Written task = Repeat every line below exactly as it reads.

Data extract =
☆ ☆ ☆ ☆

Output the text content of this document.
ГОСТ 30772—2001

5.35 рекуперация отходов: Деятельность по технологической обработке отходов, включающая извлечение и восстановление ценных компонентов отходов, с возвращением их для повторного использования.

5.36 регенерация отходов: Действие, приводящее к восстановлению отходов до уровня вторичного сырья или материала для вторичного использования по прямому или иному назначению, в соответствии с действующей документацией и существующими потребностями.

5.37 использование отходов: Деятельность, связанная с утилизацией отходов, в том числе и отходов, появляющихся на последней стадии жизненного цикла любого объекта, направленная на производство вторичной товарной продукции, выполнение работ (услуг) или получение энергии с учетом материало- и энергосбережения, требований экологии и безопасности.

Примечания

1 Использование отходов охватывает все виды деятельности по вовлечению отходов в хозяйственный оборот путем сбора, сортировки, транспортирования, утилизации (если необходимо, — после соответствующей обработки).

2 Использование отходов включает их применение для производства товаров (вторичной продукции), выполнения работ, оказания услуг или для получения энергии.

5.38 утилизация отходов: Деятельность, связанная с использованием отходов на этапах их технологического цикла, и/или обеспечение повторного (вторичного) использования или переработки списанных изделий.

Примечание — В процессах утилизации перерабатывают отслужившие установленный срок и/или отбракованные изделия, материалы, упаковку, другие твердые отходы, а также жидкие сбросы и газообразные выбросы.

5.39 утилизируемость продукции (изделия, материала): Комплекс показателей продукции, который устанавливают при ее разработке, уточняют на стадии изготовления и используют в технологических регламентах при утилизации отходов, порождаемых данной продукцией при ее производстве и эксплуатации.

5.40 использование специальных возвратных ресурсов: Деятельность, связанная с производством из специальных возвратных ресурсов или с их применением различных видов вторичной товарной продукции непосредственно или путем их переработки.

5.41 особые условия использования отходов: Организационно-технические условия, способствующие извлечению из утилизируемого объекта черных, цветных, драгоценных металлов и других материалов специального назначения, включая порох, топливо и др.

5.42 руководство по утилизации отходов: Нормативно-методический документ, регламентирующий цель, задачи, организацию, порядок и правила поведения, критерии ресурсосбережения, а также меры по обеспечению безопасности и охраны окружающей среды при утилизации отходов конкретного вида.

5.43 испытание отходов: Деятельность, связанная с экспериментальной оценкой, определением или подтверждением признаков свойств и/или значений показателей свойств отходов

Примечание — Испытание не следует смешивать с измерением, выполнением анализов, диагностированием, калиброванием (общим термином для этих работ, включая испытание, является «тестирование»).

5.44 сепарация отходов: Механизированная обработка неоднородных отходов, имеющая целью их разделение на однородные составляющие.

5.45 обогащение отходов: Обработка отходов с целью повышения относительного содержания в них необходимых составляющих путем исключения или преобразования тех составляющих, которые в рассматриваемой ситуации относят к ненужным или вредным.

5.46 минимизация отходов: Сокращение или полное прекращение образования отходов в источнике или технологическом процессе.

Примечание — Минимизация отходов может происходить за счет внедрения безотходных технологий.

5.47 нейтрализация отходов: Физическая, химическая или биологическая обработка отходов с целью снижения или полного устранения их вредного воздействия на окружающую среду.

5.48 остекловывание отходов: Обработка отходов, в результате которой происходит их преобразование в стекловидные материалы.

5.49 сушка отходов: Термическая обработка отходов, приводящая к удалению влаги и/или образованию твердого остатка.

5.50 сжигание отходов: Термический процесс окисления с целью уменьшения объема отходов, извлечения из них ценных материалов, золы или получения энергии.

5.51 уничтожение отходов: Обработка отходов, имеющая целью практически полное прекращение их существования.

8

☆ ☆ ☆ ☆

Response to the task =
Output the text content of this document.
ГОСТ 30772—2001

5.35 рекуперация отходов: Деятельность по технологической обработке отходов, включающая извлечение и восстановление ценных компонентов отходов, с возвращением их для повторного использования.

5.36 регенерация отходов: Действие, приводящее к восстановлению отходов до уровня вторичного сырья или материала для вторичного использования по прямому или иному назначению, в соответствии с действующей документацией и существующими потребностями.

5.37 использование отходов: Деятельность, связанная с утилизацией отходов, в том числе и отходов, появляющихся на последней стадии жизненного цикла любого объекта, направленная на производство вторичной товарной продукции, выполнение работ (услуг) или получение энергии с учетом материало- и энергосбережения, требований экологии и безопасности.

Примечания

1 Использование отходов охватывает все виды деятельности по вовлечению отходов в хозяйственный оборот путем сбора, сортировки, транспортирования, утилизации (если необходимо, — после соответствующей обработки).

2 Использование отходов включает их применение для производства товаров (вторичной продукции), выполнения работ, оказания услуг или для получения энергии.

5.38 утилизация отходов: Деятельность, связанная с использованием отходов на этапах их технологического цикла, и/или обеспечение повторного (вторичного) использования или переработки списанных изделий.

Примечание — В процессах утилизации перерабатывают отслужившие установленный срок и/или отбракованные изделия, материалы, упаковку, другие твердые отходы, а также жидкие сбросы и газообразные выбросы.

5.39 утилизируемость продукции (изделия, материала): Комплекс показателей продукции, который устанавливают при ее разработке, уточняют на стадии изготовления и используют в технологических регламентах при утилизации отходов, порождаемых данной продукцией при ее производстве и эксплуатации.

5.40 использование специальных возвратных ресурсов: Деятельность, связанная с производством из специальных возвратных ресурсов или с их применением различных видов вторичной товарной продукции непосредственно или путем их переработки.

5.41 особые условия использования отходов: Организационно-технические условия, способствующие извлечению из утилизируемого объекта черных, цветных, драгоценных металлов и других материалов специального назначения, включая порох, топливо и др.

5.42 руководство по утилизации отходов: Нормативно-методический документ, регламентирующий цель, задачи, организацию, порядок и правила поведения, критерии ресурсосбережения, а также меры по обеспечению безопасности и охраны окружающей среды при утилизации отходов конкретного вида.

5.43 испытание отходов: Деятельность, связанная с экспериментальной оценкой, определением или подтверждением признаков свойств и/или значений показателей свойств отходов

Примечание — Испытание не следует смешивать с измерением, выполнением анализов, диагностированием, калиброванием (общим термином для этих работ, включая испытание, является «тестирование»).

5.44 сепарация отходов: Механизированная обработка неоднородных отходов, имеющая целью их разделение на однородные составляющие.

5.45 обогащение отходов: Обработка отходов с целью повышения относительного содержания в них необходимых составляющих путем исключения или преобразования тех составляющих, которые в рассматриваемой ситуации относят к ненужным или вредным.

5.46 минимизация отходов: Сокращение или полное прекращение образования отходов в источнике или технологическом процессе.

Примечание — Минимизация отходов может происходить за счет внедрения безотходных технологий.

5.47 нейтрализация отходов: Физическая, химическая или биологическая обработка отходов с целью снижения или полного устранения их вредного воздействия на окружающую среду.

5.48 остекловывание отходов: Обработка отходов, в результате которой происходит их преобразование в стекловидные материалы.

5.49 сушка отходов: Термическая обработка отходов, приводящая к удалению влаги и/или образованию твердого остатка.

5.50 сжигание отходов: Термический процесс окисления с целью уменьшения объема отходов, извлечения из них ценных материалов, золы или получения энергии.

5.51 уничтожение отходов: Обработка отходов, имеющая целью практически полное прекращение их существования.

8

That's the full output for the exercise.